-- Your instructions --
Leave out the pictures and restate the rest of the data exactly.

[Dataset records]
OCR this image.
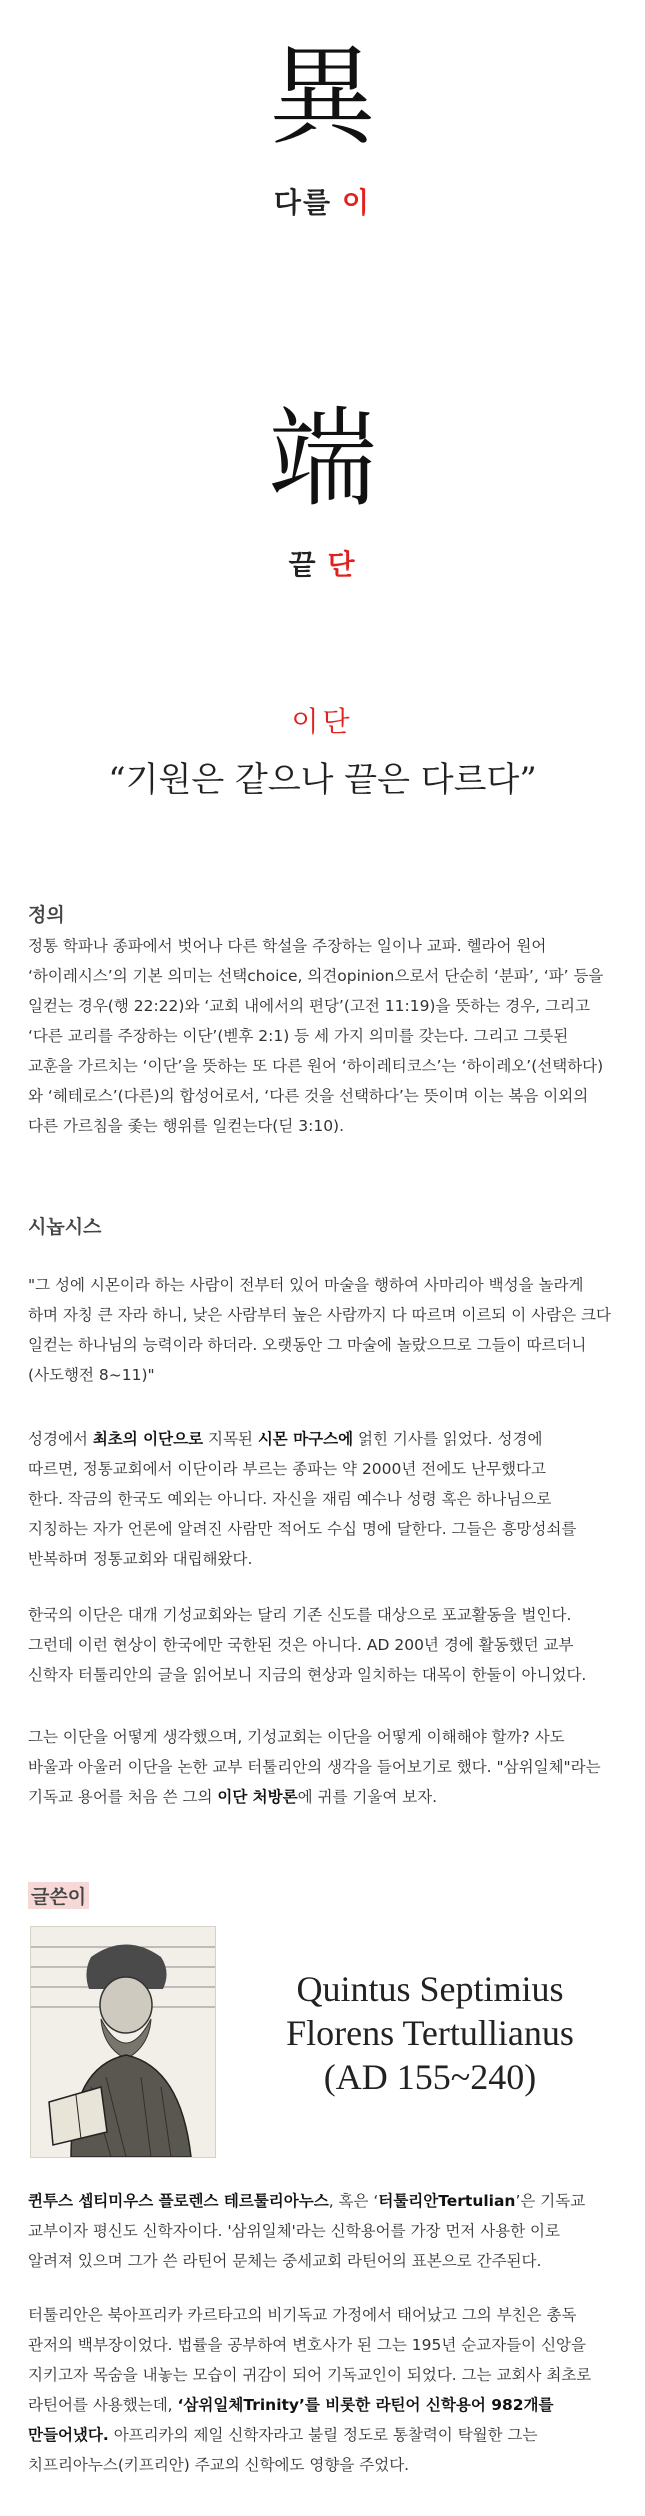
異
다를 이
端
끝 단
이단
“기원은 같으나 끝은 다르다”
정의
정통 학파나 종파에서 벗어나 다른 학설을 주장하는 일이나 교파. 헬라어 원어
‘하이레시스’의 기본 의미는 선택choice, 의견opinion으로서 단순히 ‘분파’, ‘파’ 등을
일컫는 경우(행 22:22)와 ‘교회 내에서의 편당’(고전 11:19)을 뜻하는 경우, 그리고
‘다른 교리를 주장하는 이단’(벧후 2:1) 등 세 가지 의미를 갖는다. 그리고 그릇된
교훈을 가르치는 ‘이단’을 뜻하는 또 다른 원어 ‘하이레티코스’는 ‘하이레오’(선택하다)
와 ‘헤테로스’(다른)의 합성어로서, ‘다른 것을 선택하다’는 뜻이며 이는 복음 이외의
다른 가르침을 좇는 행위를 일컫는다(딛 3:10).
시놉시스
"그 성에 시몬이라 하는 사람이 전부터 있어 마술을 행하여 사마리아 백성을 놀라게
하며 자칭 큰 자라 하니, 낮은 사람부터 높은 사람까지 다 따르며 이르되 이 사람은 크다
일컫는 하나님의 능력이라 하더라. 오랫동안 그 마술에 놀랐으므로 그들이 따르더니
(사도행전 8~11)"
성경에서 최초의 이단으로 지목된 시몬 마구스에 얽힌 기사를 읽었다. 성경에
따르면, 정통교회에서 이단이라 부르는 종파는 약 2000년 전에도 난무했다고
한다. 작금의 한국도 예외는 아니다. 자신을 재림 예수나 성령 혹은 하나님으로
지칭하는 자가 언론에 알려진 사람만 적어도 수십 명에 달한다. 그들은 흥망성쇠를
반복하며 정통교회와 대립해왔다.
한국의 이단은 대개 기성교회와는 달리 기존 신도를 대상으로 포교활동을 벌인다.
그런데 이런 현상이 한국에만 국한된 것은 아니다. AD 200년 경에 활동했던 교부
신학자 터툴리안의 글을 읽어보니 지금의 현상과 일치하는 대목이 한둘이 아니었다.
그는 이단을 어떻게 생각했으며, 기성교회는 이단을 어떻게 이해해야 할까? 사도
바울과 아울러 이단을 논한 교부 터툴리안의 생각을 들어보기로 했다. "삼위일체"라는
기독교 용어를 처음 쓴 그의 이단 처방론에 귀를 기울여 보자.
글쓴이
Quintus Septimius
Florens Tertullianus
(AD 155~240)
퀸투스 셉티미우스 플로렌스 테르툴리아누스, 혹은 ‘터툴리안Tertulian’은 기독교
교부이자 평신도 신학자이다. '삼위일체'라는 신학용어를 가장 먼저 사용한 이로
알려져 있으며 그가 쓴 라틴어 문체는 중세교회 라틴어의 표본으로 간주된다.
터툴리안은 북아프리카 카르타고의 비기독교 가정에서 태어났고 그의 부친은 총독
관저의 백부장이었다. 법률을 공부하여 변호사가 된 그는 195년 순교자들이 신앙을
지키고자 목숨을 내놓는 모습이 귀감이 되어 기독교인이 되었다. 그는 교회사 최초로
라틴어를 사용했는데, ‘삼위일체Trinity’를 비롯한 라틴어 신학용어 982개를
만들어냈다. 아프리카의 제일 신학자라고 불릴 정도로 통찰력이 탁월한 그는
치프리아누스(키프리안) 주교의 신학에도 영향을 주었다.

-- The answer --
OCR this image.
異
다를 이
端
끝 단
이단
“기원은 같으나 끝은 다르다”
정의
정통 학파나 종파에서 벗어나 다른 학설을 주장하는 일이나 교파. 헬라어 원어
‘하이레시스’의 기본 의미는 선택choice, 의견opinion으로서 단순히 ‘분파’, ‘파’ 등을
일컫는 경우(행 22:22)와 ‘교회 내에서의 편당’(고전 11:19)을 뜻하는 경우, 그리고
‘다른 교리를 주장하는 이단’(벧후 2:1) 등 세 가지 의미를 갖는다. 그리고 그릇된
교훈을 가르치는 ‘이단’을 뜻하는 또 다른 원어 ‘하이레티코스’는 ‘하이레오’(선택하다)
와 ‘헤테로스’(다른)의 합성어로서, ‘다른 것을 선택하다’는 뜻이며 이는 복음 이외의
다른 가르침을 좇는 행위를 일컫는다(딛 3:10).
시놉시스
"그 성에 시몬이라 하는 사람이 전부터 있어 마술을 행하여 사마리아 백성을 놀라게
하며 자칭 큰 자라 하니, 낮은 사람부터 높은 사람까지 다 따르며 이르되 이 사람은 크다
일컫는 하나님의 능력이라 하더라. 오랫동안 그 마술에 놀랐으므로 그들이 따르더니
(사도행전 8~11)"
성경에서 최초의 이단으로 지목된 시몬 마구스에 얽힌 기사를 읽었다. 성경에
따르면, 정통교회에서 이단이라 부르는 종파는 약 2000년 전에도 난무했다고
한다. 작금의 한국도 예외는 아니다. 자신을 재림 예수나 성령 혹은 하나님으로
지칭하는 자가 언론에 알려진 사람만 적어도 수십 명에 달한다. 그들은 흥망성쇠를
반복하며 정통교회와 대립해왔다.
한국의 이단은 대개 기성교회와는 달리 기존 신도를 대상으로 포교활동을 벌인다.
그런데 이런 현상이 한국에만 국한된 것은 아니다. AD 200년 경에 활동했던 교부
신학자 터툴리안의 글을 읽어보니 지금의 현상과 일치하는 대목이 한둘이 아니었다.
그는 이단을 어떻게 생각했으며, 기성교회는 이단을 어떻게 이해해야 할까? 사도
바울과 아울러 이단을 논한 교부 터툴리안의 생각을 들어보기로 했다. "삼위일체"라는
기독교 용어를 처음 쓴 그의 이단 처방론에 귀를 기울여 보자.
글쓴이
Quintus Septimius
Florens Tertullianus
(AD 155~240)
퀸투스 셉티미우스 플로렌스 테르툴리아누스, 혹은 ‘터툴리안Tertulian’은 기독교
교부이자 평신도 신학자이다. '삼위일체'라는 신학용어를 가장 먼저 사용한 이로
알려져 있으며 그가 쓴 라틴어 문체는 중세교회 라틴어의 표본으로 간주된다.
터툴리안은 북아프리카 카르타고의 비기독교 가정에서 태어났고 그의 부친은 총독
관저의 백부장이었다. 법률을 공부하여 변호사가 된 그는 195년 순교자들이 신앙을
지키고자 목숨을 내놓는 모습이 귀감이 되어 기독교인이 되었다. 그는 교회사 최초로
라틴어를 사용했는데, ‘삼위일체Trinity’를 비롯한 라틴어 신학용어 982개를
만들어냈다. 아프리카의 제일 신학자라고 불릴 정도로 통찰력이 탁월한 그는
치프리아누스(키프리안) 주교의 신학에도 영향을 주었다.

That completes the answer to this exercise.